What the exercise asks
Pull every line containing "viralkan" out of the listing below.

Material shown

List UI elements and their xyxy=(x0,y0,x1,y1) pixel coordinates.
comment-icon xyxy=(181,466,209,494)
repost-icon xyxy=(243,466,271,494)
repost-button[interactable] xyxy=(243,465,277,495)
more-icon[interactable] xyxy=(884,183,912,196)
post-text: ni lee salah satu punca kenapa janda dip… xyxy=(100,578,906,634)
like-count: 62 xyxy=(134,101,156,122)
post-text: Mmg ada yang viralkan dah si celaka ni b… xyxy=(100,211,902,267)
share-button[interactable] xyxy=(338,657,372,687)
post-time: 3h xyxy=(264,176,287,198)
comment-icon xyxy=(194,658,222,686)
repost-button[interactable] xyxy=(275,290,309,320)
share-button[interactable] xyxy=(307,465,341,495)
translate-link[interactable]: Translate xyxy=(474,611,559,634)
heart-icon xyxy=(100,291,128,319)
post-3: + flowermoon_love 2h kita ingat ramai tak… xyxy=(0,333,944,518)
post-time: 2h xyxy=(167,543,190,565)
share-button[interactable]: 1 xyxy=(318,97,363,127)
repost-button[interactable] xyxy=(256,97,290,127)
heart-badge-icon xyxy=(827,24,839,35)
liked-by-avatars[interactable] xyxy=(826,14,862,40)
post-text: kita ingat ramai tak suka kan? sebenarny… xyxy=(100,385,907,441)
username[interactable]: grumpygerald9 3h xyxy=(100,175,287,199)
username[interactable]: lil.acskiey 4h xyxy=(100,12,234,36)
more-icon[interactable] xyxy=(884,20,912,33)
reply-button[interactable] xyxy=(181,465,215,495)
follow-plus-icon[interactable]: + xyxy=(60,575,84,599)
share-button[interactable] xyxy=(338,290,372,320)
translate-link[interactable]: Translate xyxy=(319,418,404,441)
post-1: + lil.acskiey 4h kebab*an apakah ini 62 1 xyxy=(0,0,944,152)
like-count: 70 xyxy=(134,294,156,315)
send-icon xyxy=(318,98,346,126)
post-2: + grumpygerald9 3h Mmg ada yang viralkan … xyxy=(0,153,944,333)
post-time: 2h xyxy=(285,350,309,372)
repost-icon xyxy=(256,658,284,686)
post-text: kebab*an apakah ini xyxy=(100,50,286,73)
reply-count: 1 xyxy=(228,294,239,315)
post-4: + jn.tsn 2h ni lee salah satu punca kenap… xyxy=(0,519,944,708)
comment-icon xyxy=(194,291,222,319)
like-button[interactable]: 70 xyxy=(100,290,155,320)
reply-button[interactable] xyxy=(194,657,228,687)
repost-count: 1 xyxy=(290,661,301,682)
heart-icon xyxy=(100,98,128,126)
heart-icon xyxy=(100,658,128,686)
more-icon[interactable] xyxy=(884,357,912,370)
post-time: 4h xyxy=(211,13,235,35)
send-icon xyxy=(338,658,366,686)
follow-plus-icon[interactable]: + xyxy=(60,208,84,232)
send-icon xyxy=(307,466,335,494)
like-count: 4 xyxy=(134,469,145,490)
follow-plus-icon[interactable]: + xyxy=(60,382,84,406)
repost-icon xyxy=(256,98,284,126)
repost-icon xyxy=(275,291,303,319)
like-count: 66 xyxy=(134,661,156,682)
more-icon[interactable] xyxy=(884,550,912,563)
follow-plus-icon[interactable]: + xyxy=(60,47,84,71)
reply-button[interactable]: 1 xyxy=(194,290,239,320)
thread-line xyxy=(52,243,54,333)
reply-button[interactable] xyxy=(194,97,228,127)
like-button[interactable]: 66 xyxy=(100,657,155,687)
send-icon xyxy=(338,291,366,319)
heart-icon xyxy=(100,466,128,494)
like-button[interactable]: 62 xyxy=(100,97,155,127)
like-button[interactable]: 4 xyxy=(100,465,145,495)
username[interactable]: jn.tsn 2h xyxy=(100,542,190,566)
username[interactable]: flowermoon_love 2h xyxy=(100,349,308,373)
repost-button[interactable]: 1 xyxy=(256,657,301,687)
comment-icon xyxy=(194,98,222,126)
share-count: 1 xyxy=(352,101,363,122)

Response to the exercise
post-text: Mmg ada yang viralkan dah si celaka ni b… xyxy=(100,211,902,267)
post-2: + grumpygerald9 3h Mmg ada yang viralkan … xyxy=(0,153,944,333)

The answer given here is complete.